** START Extracted information **

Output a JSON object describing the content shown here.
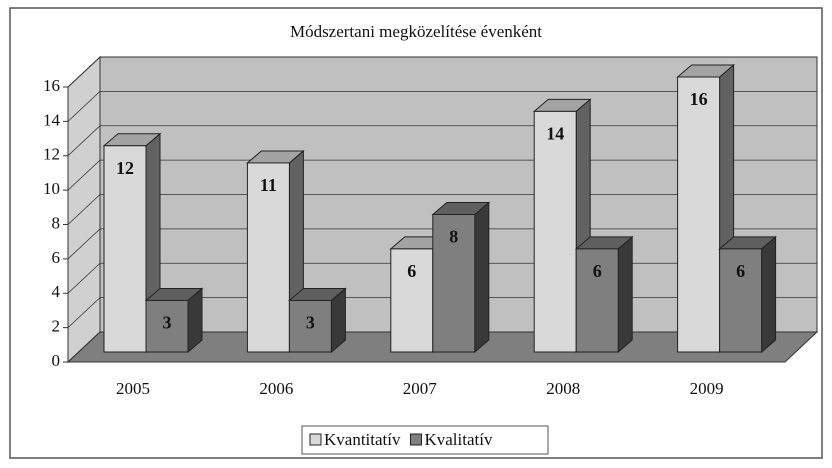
{
  "chart_data": {
    "type": "bar3d",
    "title": "Módszertani megközelítése évenként",
    "categories": [
      "2005",
      "2006",
      "2007",
      "2008",
      "2009"
    ],
    "series": [
      {
        "name": "Kvantitatív",
        "color": "#d9d9d9",
        "values": [
          12,
          11,
          6,
          14,
          16
        ]
      },
      {
        "name": "Kvalitatív",
        "color": "#7f7f7f",
        "values": [
          3,
          3,
          8,
          6,
          6
        ]
      }
    ],
    "ylim": [
      0,
      16
    ],
    "yticks": [
      0,
      2,
      4,
      6,
      8,
      10,
      12,
      14,
      16
    ],
    "grid": true,
    "legend": "bottom"
  }
}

** END Extracted information **

**Task objective**
Copy all the data exactly as written, but skip any picture.

**Reply to the task**
Output a JSON object describing the content shown here.
{
  "chart_data": {
    "type": "bar3d",
    "title": "Módszertani megközelítése évenként",
    "categories": [
      "2005",
      "2006",
      "2007",
      "2008",
      "2009"
    ],
    "series": [
      {
        "name": "Kvantitatív",
        "color": "#d9d9d9",
        "values": [
          12,
          11,
          6,
          14,
          16
        ]
      },
      {
        "name": "Kvalitatív",
        "color": "#7f7f7f",
        "values": [
          3,
          3,
          8,
          6,
          6
        ]
      }
    ],
    "ylim": [
      0,
      16
    ],
    "yticks": [
      0,
      2,
      4,
      6,
      8,
      10,
      12,
      14,
      16
    ],
    "grid": true,
    "legend": "bottom"
  }
}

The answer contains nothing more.